What the task asks:
Please work out how many lines in the material contain "Papertrans" and give only that figure.

## Start Information shown

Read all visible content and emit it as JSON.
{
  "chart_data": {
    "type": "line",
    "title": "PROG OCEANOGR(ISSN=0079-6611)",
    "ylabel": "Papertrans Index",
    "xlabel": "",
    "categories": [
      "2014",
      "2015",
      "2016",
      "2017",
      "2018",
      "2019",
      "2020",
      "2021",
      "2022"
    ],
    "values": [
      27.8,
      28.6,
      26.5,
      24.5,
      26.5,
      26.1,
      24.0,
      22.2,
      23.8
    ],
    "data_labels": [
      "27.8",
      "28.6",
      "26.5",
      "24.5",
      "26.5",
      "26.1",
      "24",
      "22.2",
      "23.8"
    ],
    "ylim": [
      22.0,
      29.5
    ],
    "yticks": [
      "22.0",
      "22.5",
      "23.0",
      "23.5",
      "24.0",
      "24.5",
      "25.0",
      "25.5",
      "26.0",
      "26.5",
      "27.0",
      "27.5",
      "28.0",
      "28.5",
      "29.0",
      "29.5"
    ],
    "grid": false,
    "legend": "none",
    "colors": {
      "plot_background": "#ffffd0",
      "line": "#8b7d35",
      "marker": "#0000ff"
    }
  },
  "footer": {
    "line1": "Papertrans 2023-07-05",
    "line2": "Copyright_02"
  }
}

## End Information shown

Response:
2